[Dataset items]
^^^^
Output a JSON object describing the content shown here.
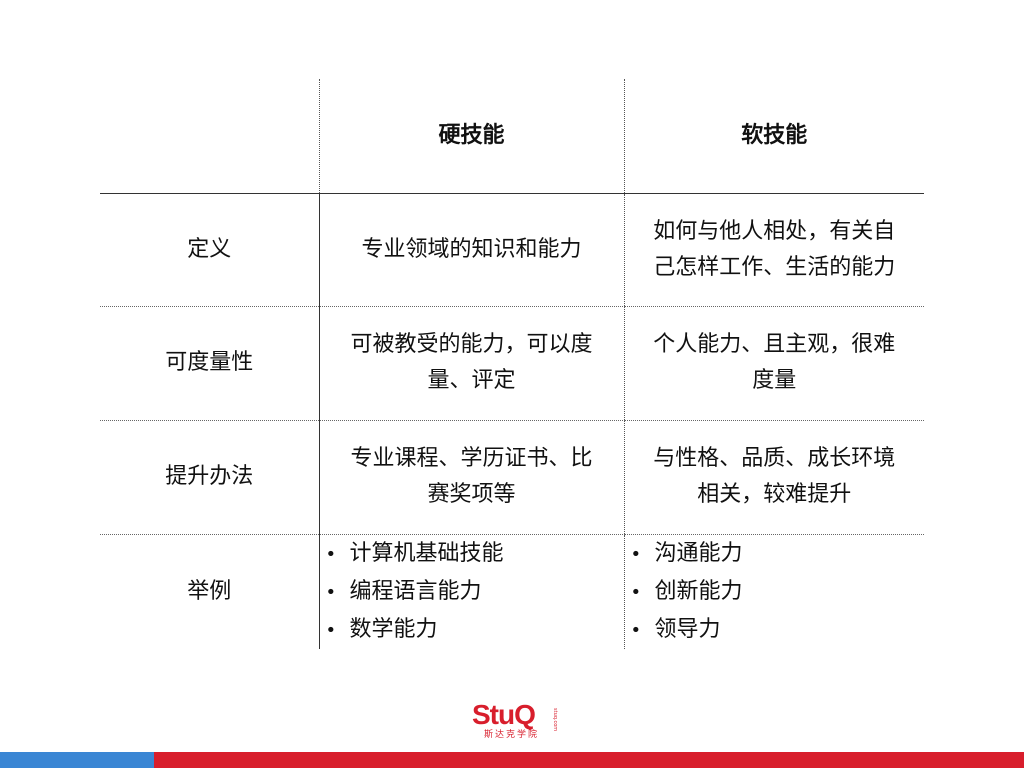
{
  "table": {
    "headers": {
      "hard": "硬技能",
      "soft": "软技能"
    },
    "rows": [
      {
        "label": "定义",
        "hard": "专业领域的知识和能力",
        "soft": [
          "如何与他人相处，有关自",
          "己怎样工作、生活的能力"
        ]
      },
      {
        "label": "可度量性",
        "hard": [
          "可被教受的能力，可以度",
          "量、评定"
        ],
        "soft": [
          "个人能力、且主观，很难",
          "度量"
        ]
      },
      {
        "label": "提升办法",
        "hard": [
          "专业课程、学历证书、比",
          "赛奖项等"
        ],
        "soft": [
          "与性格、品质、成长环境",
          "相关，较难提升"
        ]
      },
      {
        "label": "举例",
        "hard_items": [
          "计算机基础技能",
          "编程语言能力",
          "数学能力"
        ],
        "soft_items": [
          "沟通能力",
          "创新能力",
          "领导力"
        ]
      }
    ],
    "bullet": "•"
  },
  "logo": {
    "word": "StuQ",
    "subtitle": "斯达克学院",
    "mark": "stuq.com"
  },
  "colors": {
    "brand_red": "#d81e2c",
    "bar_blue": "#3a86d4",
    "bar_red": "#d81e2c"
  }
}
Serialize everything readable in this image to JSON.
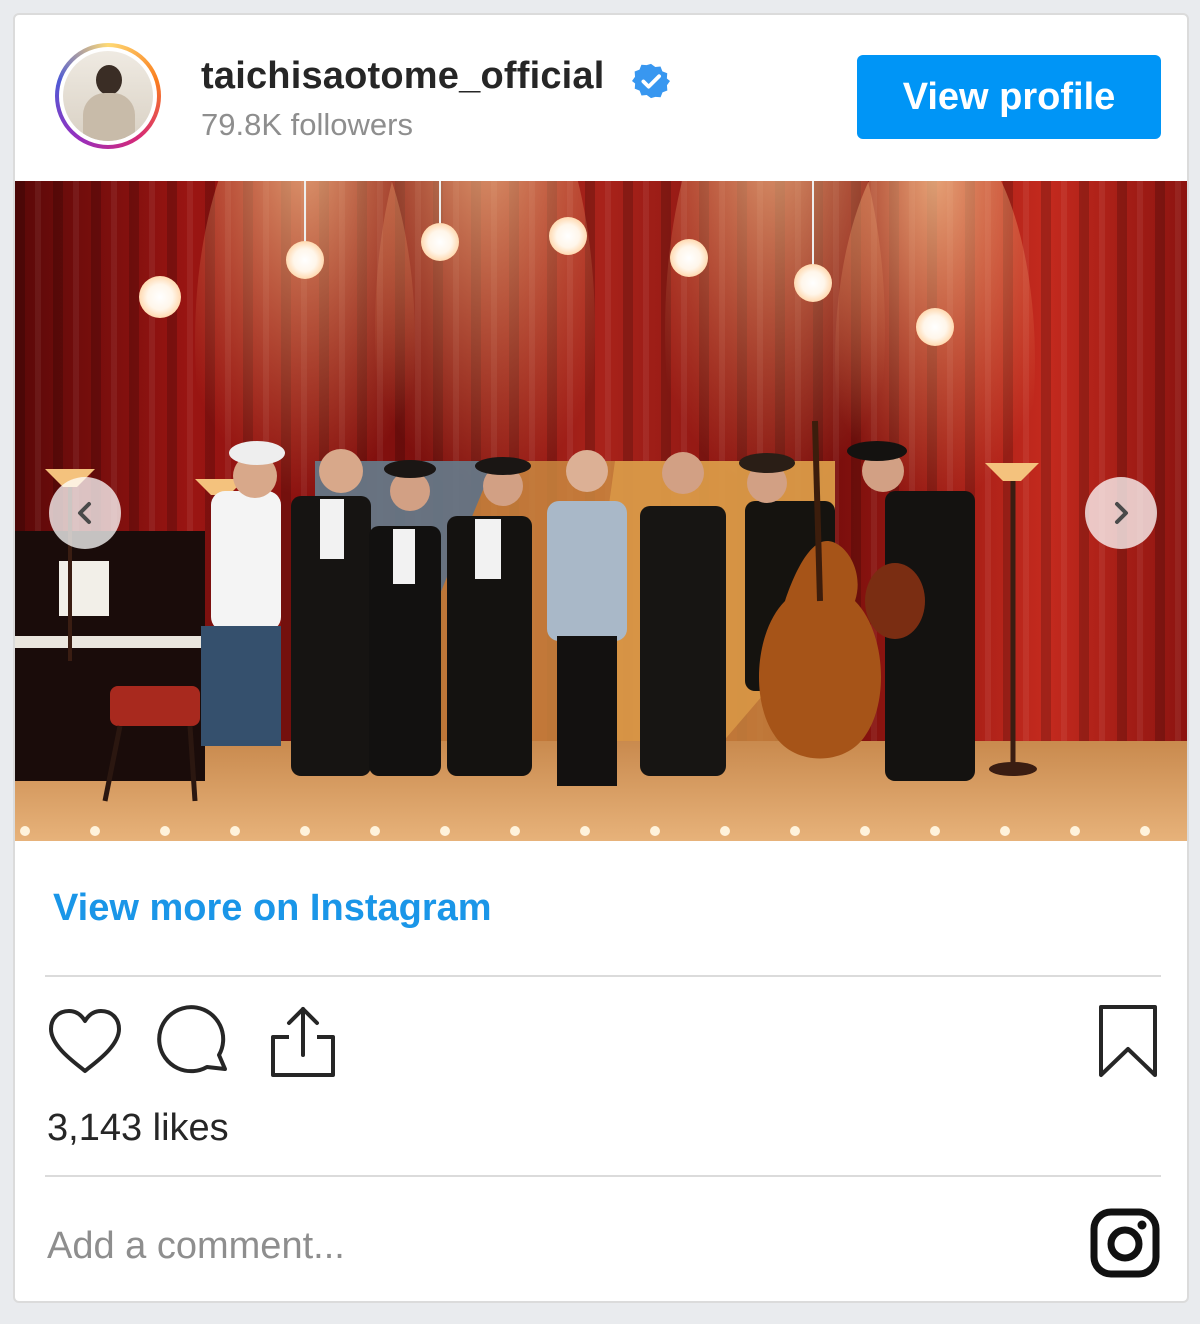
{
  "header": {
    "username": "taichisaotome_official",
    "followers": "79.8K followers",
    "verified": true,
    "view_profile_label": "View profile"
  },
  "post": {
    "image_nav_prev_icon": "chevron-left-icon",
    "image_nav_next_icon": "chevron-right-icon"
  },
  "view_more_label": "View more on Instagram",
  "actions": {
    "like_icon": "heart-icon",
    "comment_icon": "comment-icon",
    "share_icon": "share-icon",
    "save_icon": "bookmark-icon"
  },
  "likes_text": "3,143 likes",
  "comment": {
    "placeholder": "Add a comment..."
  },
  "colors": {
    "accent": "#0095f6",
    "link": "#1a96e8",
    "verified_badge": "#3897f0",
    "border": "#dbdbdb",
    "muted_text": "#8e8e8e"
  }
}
^^^^
WHAT NEEDS TO BE DONE: Restate the data above word for word. Skip every picture.

TASK ANSWER:
Output a JSON object describing the content shown here.
{
  "table": {
    "headers": {
      "hard": "硬技能",
      "soft": "软技能"
    },
    "rows": [
      {
        "label": "定义",
        "hard": "专业领域的知识和能力",
        "soft": [
          "如何与他人相处，有关自",
          "己怎样工作、生活的能力"
        ]
      },
      {
        "label": "可度量性",
        "hard": [
          "可被教受的能力，可以度",
          "量、评定"
        ],
        "soft": [
          "个人能力、且主观，很难",
          "度量"
        ]
      },
      {
        "label": "提升办法",
        "hard": [
          "专业课程、学历证书、比",
          "赛奖项等"
        ],
        "soft": [
          "与性格、品质、成长环境",
          "相关，较难提升"
        ]
      },
      {
        "label": "举例",
        "hard_items": [
          "计算机基础技能",
          "编程语言能力",
          "数学能力"
        ],
        "soft_items": [
          "沟通能力",
          "创新能力",
          "领导力"
        ]
      }
    ],
    "bullet": "•"
  },
  "logo": {
    "word": "StuQ",
    "subtitle": "斯达克学院",
    "mark": "stuq.com"
  },
  "colors": {
    "brand_red": "#d81e2c",
    "bar_blue": "#3a86d4",
    "bar_red": "#d81e2c"
  }
}
Serialize everything readable in this image to JSON.
{
  "header": {
    "username": "taichisaotome_official",
    "followers": "79.8K followers",
    "verified": true,
    "view_profile_label": "View profile"
  },
  "post": {
    "image_nav_prev_icon": "chevron-left-icon",
    "image_nav_next_icon": "chevron-right-icon"
  },
  "view_more_label": "View more on Instagram",
  "actions": {
    "like_icon": "heart-icon",
    "comment_icon": "comment-icon",
    "share_icon": "share-icon",
    "save_icon": "bookmark-icon"
  },
  "likes_text": "3,143 likes",
  "comment": {
    "placeholder": "Add a comment..."
  },
  "colors": {
    "accent": "#0095f6",
    "link": "#1a96e8",
    "verified_badge": "#3897f0",
    "border": "#dbdbdb",
    "muted_text": "#8e8e8e"
  }
}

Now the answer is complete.